***** Recorded data

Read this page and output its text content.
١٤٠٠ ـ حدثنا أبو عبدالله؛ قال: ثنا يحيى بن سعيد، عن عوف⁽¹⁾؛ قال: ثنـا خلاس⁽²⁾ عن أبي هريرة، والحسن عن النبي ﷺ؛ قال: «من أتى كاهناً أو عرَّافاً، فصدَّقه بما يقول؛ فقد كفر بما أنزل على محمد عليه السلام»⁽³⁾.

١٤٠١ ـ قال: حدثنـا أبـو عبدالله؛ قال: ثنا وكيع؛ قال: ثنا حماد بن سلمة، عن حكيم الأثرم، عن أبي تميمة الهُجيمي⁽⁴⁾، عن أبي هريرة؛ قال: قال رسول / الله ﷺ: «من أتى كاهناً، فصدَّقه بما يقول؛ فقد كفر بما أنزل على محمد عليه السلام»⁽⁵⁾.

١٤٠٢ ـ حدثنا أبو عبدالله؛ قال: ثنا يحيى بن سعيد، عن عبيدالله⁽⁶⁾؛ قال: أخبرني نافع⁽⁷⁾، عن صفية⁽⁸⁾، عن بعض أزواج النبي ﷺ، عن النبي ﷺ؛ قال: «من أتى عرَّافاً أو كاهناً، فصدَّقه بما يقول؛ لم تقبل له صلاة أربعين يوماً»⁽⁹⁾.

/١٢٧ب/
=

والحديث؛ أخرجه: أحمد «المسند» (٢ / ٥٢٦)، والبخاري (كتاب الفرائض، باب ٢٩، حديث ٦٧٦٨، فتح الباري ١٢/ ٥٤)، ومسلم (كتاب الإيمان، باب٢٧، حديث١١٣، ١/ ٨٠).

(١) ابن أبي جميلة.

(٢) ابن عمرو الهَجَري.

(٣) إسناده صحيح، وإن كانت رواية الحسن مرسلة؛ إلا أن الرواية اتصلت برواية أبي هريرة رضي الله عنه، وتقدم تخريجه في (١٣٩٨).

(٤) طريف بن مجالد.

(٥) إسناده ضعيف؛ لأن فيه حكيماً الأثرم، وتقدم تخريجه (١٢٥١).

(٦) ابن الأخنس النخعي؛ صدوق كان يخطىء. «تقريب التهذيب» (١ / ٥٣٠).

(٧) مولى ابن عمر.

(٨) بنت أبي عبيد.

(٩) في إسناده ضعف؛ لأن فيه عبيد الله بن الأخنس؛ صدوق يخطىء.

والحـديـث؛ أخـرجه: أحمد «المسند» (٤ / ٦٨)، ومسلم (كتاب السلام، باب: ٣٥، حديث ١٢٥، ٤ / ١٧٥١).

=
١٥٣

**********

**Aim**. Quote the listing in full, please, keeping every line exact.

**Finished answer**.
Read this page and output its text content.
١٤٠٠ ـ حدثنا أبو عبدالله؛ قال: ثنا يحيى بن سعيد، عن عوف⁽¹⁾؛ قال: ثنـا خلاس⁽²⁾ عن أبي هريرة، والحسن عن النبي ﷺ؛ قال: «من أتى كاهناً أو عرَّافاً، فصدَّقه بما يقول؛ فقد كفر بما أنزل على محمد عليه السلام»⁽³⁾.

١٤٠١ ـ قال: حدثنـا أبـو عبدالله؛ قال: ثنا وكيع؛ قال: ثنا حماد بن سلمة، عن حكيم الأثرم، عن أبي تميمة الهُجيمي⁽⁴⁾، عن أبي هريرة؛ قال: قال رسول / الله ﷺ: «من أتى كاهناً، فصدَّقه بما يقول؛ فقد كفر بما أنزل على محمد عليه السلام»⁽⁵⁾.

١٤٠٢ ـ حدثنا أبو عبدالله؛ قال: ثنا يحيى بن سعيد، عن عبيدالله⁽⁶⁾؛ قال: أخبرني نافع⁽⁷⁾، عن صفية⁽⁸⁾، عن بعض أزواج النبي ﷺ، عن النبي ﷺ؛ قال: «من أتى عرَّافاً أو كاهناً، فصدَّقه بما يقول؛ لم تقبل له صلاة أربعين يوماً»⁽⁹⁾.

/١٢٧ب/
=

والحديث؛ أخرجه: أحمد «المسند» (٢ / ٥٢٦)، والبخاري (كتاب الفرائض، باب ٢٩، حديث ٦٧٦٨، فتح الباري ١٢/ ٥٤)، ومسلم (كتاب الإيمان، باب٢٧، حديث١١٣، ١/ ٨٠).

(١) ابن أبي جميلة.

(٢) ابن عمرو الهَجَري.

(٣) إسناده صحيح، وإن كانت رواية الحسن مرسلة؛ إلا أن الرواية اتصلت برواية أبي هريرة رضي الله عنه، وتقدم تخريجه في (١٣٩٨).

(٤) طريف بن مجالد.

(٥) إسناده ضعيف؛ لأن فيه حكيماً الأثرم، وتقدم تخريجه (١٢٥١).

(٦) ابن الأخنس النخعي؛ صدوق كان يخطىء. «تقريب التهذيب» (١ / ٥٣٠).

(٧) مولى ابن عمر.

(٨) بنت أبي عبيد.

(٩) في إسناده ضعف؛ لأن فيه عبيد الله بن الأخنس؛ صدوق يخطىء.

والحـديـث؛ أخـرجه: أحمد «المسند» (٤ / ٦٨)، ومسلم (كتاب السلام، باب: ٣٥، حديث ١٢٥، ٤ / ١٧٥١).

=
١٥٣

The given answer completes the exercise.